*** Opening Data supplied ***
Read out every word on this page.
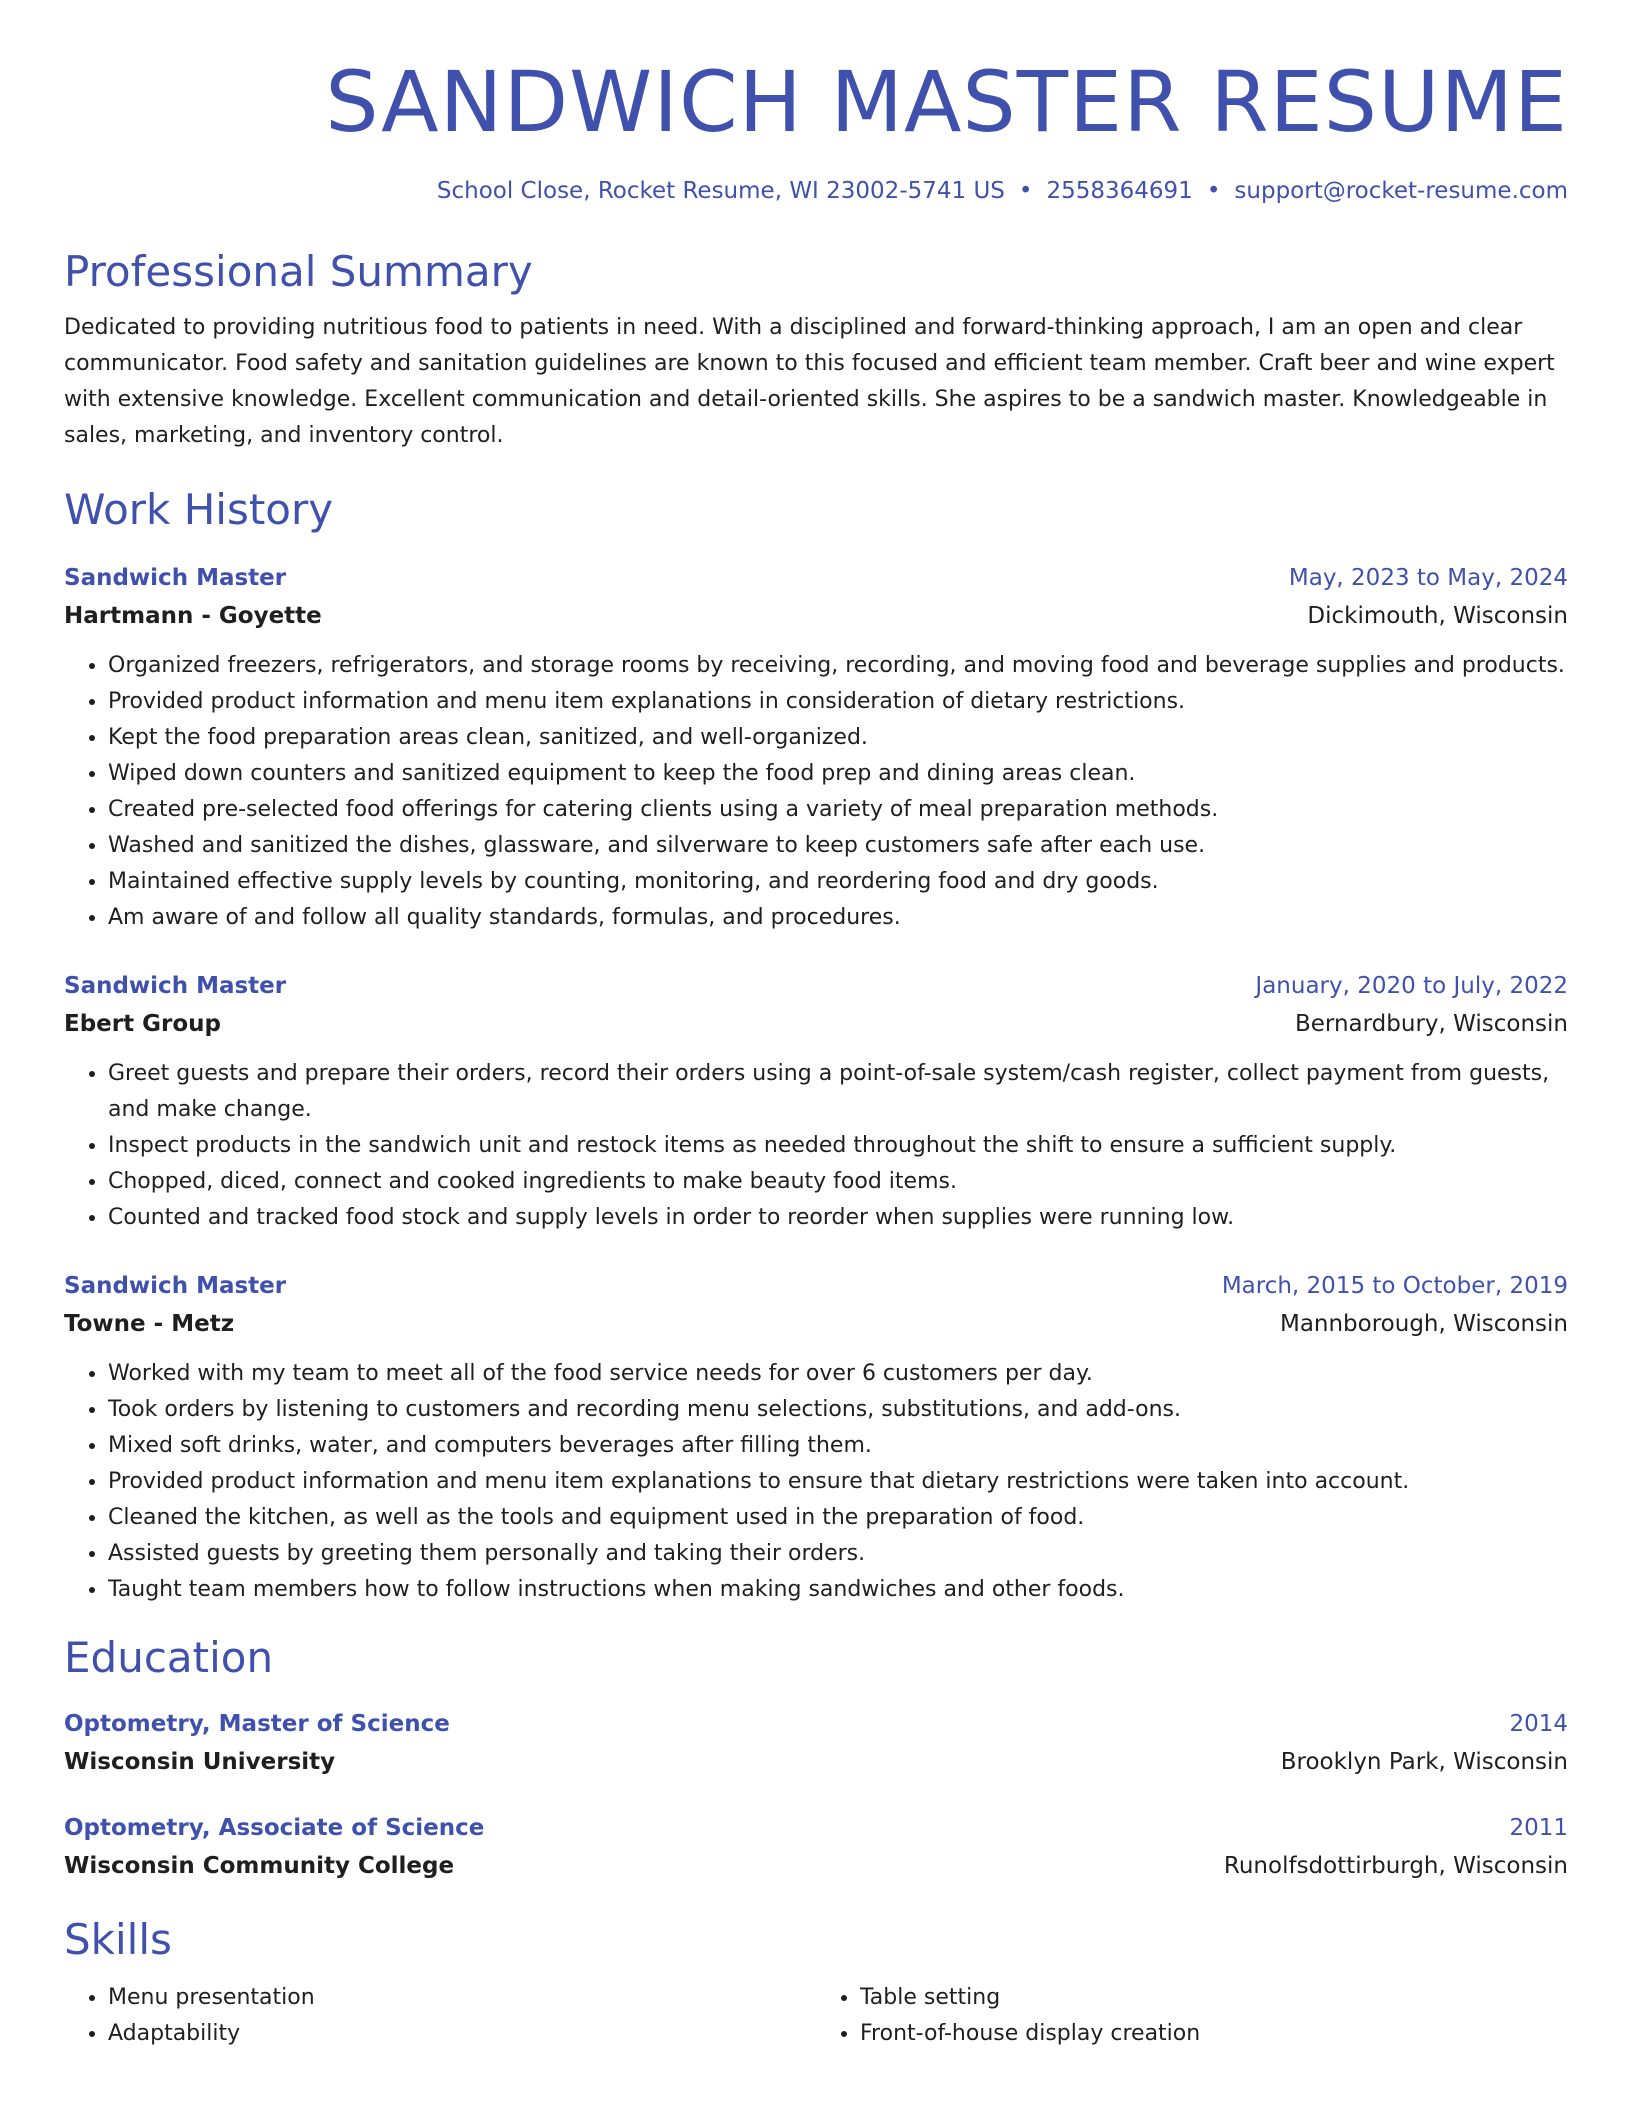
SANDWICH MASTER RESUME
School Close, Rocket Resume, WI 23002-5741 US • 2558364691 • support@rocket-resume.com
Professional Summary
Dedicated to providing nutritious food to patients in need. With a disciplined and forward-thinking approach, I am an open and clear communicator. Food safety and sanitation guidelines are known to this focused and efficient team member. Craft beer and wine expert with extensive knowledge. Excellent communication and detail-oriented skills. She aspires to be a sandwich master. Knowledgeable in sales, marketing, and inventory control.
Work History
Sandwich Master	May, 2023 to May, 2024
Hartmann - Goyette	Dickimouth, Wisconsin
• Organized freezers, refrigerators, and storage rooms by receiving, recording, and moving food and beverage supplies and products.
• Provided product information and menu item explanations in consideration of dietary restrictions.
• Kept the food preparation areas clean, sanitized, and well-organized.
• Wiped down counters and sanitized equipment to keep the food prep and dining areas clean.
• Created pre-selected food offerings for catering clients using a variety of meal preparation methods.
• Washed and sanitized the dishes, glassware, and silverware to keep customers safe after each use.
• Maintained effective supply levels by counting, monitoring, and reordering food and dry goods.
• Am aware of and follow all quality standards, formulas, and procedures.
Sandwich Master	January, 2020 to July, 2022
Ebert Group	Bernardbury, Wisconsin
• Greet guests and prepare their orders, record their orders using a point-of-sale system/cash register, collect payment from guests, and make change.
• Inspect products in the sandwich unit and restock items as needed throughout the shift to ensure a sufficient supply.
• Chopped, diced, connect and cooked ingredients to make beauty food items.
• Counted and tracked food stock and supply levels in order to reorder when supplies were running low.
Sandwich Master	March, 2015 to October, 2019
Towne - Metz	Mannborough, Wisconsin
• Worked with my team to meet all of the food service needs for over 6 customers per day.
• Took orders by listening to customers and recording menu selections, substitutions, and add-ons.
• Mixed soft drinks, water, and computers beverages after filling them.
• Provided product information and menu item explanations to ensure that dietary restrictions were taken into account.
• Cleaned the kitchen, as well as the tools and equipment used in the preparation of food.
• Assisted guests by greeting them personally and taking their orders.
• Taught team members how to follow instructions when making sandwiches and other foods.
Education
Optometry, Master of Science	2014
Wisconsin University	Brooklyn Park, Wisconsin
Optometry, Associate of Science	2011
Wisconsin Community College	Runolfsdottirburgh, Wisconsin
Skills
• Menu presentation
• Adaptability
• Table setting
• Front-of-house display creation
*** Closing Data supplied ***
- _What is required_
Retype all the entries word for word; the pictures stay out.

- _Final answer_
Read out every word on this page.
SANDWICH MASTER RESUME
School Close, Rocket Resume, WI 23002-5741 US • 2558364691 • support@rocket-resume.com
Professional Summary
Dedicated to providing nutritious food to patients in need. With a disciplined and forward-thinking approach, I am an open and clear communicator. Food safety and sanitation guidelines are known to this focused and efficient team member. Craft beer and wine expert with extensive knowledge. Excellent communication and detail-oriented skills. She aspires to be a sandwich master. Knowledgeable in sales, marketing, and inventory control.
Work History
Sandwich Master	May, 2023 to May, 2024
Hartmann - Goyette	Dickimouth, Wisconsin
• Organized freezers, refrigerators, and storage rooms by receiving, recording, and moving food and beverage supplies and products.
• Provided product information and menu item explanations in consideration of dietary restrictions.
• Kept the food preparation areas clean, sanitized, and well-organized.
• Wiped down counters and sanitized equipment to keep the food prep and dining areas clean.
• Created pre-selected food offerings for catering clients using a variety of meal preparation methods.
• Washed and sanitized the dishes, glassware, and silverware to keep customers safe after each use.
• Maintained effective supply levels by counting, monitoring, and reordering food and dry goods.
• Am aware of and follow all quality standards, formulas, and procedures.
Sandwich Master	January, 2020 to July, 2022
Ebert Group	Bernardbury, Wisconsin
• Greet guests and prepare their orders, record their orders using a point-of-sale system/cash register, collect payment from guests, and make change.
• Inspect products in the sandwich unit and restock items as needed throughout the shift to ensure a sufficient supply.
• Chopped, diced, connect and cooked ingredients to make beauty food items.
• Counted and tracked food stock and supply levels in order to reorder when supplies were running low.
Sandwich Master	March, 2015 to October, 2019
Towne - Metz	Mannborough, Wisconsin
• Worked with my team to meet all of the food service needs for over 6 customers per day.
• Took orders by listening to customers and recording menu selections, substitutions, and add-ons.
• Mixed soft drinks, water, and computers beverages after filling them.
• Provided product information and menu item explanations to ensure that dietary restrictions were taken into account.
• Cleaned the kitchen, as well as the tools and equipment used in the preparation of food.
• Assisted guests by greeting them personally and taking their orders.
• Taught team members how to follow instructions when making sandwiches and other foods.
Education
Optometry, Master of Science	2014
Wisconsin University	Brooklyn Park, Wisconsin
Optometry, Associate of Science	2011
Wisconsin Community College	Runolfsdottirburgh, Wisconsin
Skills
• Menu presentation
• Adaptability
• Table setting
• Front-of-house display creation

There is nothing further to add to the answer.